Count the lines below that contain the word "PowerLaw", and give only that number.

** BEGIN DATA FOR PROCESSING **

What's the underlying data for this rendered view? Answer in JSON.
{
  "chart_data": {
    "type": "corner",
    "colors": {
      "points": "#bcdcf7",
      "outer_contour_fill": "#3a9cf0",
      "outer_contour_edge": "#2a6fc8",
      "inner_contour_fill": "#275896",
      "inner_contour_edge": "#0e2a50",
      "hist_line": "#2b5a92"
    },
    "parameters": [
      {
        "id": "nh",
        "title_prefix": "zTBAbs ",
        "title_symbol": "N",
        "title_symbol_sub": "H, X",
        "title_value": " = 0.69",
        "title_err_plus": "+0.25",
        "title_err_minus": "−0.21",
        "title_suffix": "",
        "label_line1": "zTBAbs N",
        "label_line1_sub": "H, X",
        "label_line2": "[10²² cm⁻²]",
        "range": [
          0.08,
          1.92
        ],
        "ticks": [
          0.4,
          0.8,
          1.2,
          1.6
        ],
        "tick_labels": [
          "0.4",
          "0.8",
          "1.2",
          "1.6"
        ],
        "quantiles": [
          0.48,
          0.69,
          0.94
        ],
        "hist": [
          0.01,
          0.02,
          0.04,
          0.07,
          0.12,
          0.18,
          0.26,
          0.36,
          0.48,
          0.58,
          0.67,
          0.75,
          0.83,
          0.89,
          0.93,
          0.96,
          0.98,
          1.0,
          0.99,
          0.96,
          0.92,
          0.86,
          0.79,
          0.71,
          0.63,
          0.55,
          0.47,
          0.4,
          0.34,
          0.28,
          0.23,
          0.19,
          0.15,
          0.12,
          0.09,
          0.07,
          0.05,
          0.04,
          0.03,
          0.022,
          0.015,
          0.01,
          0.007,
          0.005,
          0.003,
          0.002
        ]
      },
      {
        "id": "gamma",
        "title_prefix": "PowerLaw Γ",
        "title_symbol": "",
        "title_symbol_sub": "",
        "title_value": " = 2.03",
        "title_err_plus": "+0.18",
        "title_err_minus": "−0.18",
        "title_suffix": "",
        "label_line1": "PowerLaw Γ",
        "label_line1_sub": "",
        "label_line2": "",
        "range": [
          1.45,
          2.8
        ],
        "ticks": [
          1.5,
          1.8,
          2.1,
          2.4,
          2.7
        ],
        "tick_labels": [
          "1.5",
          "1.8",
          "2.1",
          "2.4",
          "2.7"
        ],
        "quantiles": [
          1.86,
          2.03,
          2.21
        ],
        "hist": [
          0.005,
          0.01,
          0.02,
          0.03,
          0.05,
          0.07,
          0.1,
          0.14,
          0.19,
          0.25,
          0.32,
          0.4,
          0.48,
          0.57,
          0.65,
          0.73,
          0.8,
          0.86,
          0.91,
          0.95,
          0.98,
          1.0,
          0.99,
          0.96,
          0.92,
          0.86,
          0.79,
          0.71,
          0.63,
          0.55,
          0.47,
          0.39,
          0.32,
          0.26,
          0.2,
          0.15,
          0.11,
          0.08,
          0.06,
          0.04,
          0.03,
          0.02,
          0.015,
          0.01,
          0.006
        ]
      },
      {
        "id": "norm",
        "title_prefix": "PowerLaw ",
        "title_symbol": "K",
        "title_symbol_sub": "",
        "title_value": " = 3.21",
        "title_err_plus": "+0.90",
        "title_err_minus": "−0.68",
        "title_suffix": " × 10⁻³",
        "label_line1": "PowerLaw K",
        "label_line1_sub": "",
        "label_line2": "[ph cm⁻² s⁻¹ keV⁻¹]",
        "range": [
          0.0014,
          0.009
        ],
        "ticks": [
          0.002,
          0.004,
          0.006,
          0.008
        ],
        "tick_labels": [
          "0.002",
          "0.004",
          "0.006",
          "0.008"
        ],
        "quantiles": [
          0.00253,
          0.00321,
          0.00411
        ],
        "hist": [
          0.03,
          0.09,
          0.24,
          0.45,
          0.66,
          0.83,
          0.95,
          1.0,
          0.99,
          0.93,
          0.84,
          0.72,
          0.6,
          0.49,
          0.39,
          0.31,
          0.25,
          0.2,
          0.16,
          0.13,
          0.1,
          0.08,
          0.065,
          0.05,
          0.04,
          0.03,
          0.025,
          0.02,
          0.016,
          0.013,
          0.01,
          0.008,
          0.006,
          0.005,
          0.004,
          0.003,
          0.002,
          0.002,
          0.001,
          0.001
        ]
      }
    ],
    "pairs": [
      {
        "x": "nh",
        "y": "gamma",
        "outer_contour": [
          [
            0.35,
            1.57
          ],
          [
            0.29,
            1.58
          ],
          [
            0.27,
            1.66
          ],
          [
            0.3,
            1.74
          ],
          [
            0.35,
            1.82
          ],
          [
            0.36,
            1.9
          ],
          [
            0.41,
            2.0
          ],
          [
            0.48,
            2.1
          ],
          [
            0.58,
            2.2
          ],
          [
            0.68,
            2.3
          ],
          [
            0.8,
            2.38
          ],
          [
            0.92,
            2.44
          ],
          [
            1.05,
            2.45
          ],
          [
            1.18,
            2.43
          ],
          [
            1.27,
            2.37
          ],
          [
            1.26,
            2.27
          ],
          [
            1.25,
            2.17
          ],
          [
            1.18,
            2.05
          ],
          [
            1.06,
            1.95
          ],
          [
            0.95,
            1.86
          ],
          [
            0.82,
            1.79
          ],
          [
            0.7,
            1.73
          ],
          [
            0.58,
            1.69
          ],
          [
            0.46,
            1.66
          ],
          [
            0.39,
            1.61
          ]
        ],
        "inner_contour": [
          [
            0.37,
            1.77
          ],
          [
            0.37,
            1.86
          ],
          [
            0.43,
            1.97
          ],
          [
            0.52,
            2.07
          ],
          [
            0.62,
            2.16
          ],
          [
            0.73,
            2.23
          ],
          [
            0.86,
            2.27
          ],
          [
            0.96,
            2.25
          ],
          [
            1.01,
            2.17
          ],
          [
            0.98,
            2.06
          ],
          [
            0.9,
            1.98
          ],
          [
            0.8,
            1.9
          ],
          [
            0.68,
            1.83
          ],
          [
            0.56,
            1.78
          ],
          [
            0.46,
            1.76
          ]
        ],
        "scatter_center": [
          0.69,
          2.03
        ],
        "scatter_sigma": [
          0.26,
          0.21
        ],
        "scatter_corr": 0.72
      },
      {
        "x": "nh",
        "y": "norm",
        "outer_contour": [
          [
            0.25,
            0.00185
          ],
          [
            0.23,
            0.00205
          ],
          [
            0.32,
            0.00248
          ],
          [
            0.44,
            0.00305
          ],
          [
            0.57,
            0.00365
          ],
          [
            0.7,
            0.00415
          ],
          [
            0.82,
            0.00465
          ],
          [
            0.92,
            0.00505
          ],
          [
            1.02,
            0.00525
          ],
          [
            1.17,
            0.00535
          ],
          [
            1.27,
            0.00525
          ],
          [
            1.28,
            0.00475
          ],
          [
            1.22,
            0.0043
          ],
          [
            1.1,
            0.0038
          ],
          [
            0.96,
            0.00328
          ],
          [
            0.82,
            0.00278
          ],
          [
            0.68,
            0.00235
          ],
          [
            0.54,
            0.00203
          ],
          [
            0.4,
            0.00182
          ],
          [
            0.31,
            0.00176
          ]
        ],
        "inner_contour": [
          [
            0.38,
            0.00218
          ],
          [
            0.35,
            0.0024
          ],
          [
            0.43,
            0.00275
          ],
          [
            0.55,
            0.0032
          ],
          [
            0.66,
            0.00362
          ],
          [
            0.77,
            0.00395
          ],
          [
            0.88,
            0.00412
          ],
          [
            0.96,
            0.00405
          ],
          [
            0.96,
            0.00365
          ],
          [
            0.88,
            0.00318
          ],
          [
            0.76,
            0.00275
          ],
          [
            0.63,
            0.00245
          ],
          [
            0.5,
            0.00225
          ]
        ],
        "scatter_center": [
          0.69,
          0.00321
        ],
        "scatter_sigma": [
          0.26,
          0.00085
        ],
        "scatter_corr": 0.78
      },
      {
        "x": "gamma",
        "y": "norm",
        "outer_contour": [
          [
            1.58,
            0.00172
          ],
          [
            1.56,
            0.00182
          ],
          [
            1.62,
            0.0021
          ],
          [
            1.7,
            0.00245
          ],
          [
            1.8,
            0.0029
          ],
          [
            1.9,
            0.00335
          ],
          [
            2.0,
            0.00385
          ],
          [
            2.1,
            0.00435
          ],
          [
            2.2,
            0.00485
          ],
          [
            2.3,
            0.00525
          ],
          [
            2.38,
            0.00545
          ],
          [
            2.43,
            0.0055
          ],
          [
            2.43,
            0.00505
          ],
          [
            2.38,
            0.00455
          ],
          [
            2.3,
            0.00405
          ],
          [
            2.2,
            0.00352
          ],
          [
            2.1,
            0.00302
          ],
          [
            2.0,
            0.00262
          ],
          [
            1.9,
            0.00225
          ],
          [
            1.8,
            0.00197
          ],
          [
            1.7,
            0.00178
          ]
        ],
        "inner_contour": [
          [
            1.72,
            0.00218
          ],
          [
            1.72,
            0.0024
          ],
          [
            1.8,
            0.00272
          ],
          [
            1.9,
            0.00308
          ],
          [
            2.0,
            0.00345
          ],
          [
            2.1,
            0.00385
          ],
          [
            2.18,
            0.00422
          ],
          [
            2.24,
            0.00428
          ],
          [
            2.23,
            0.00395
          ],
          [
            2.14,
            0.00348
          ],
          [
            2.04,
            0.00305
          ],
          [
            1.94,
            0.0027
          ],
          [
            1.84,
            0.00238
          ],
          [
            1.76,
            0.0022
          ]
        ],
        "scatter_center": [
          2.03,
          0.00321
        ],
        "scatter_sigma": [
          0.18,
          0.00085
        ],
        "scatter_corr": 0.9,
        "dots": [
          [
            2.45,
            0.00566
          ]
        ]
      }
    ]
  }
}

** END DATA FOR PROCESSING **

THE RESPONSE ->
4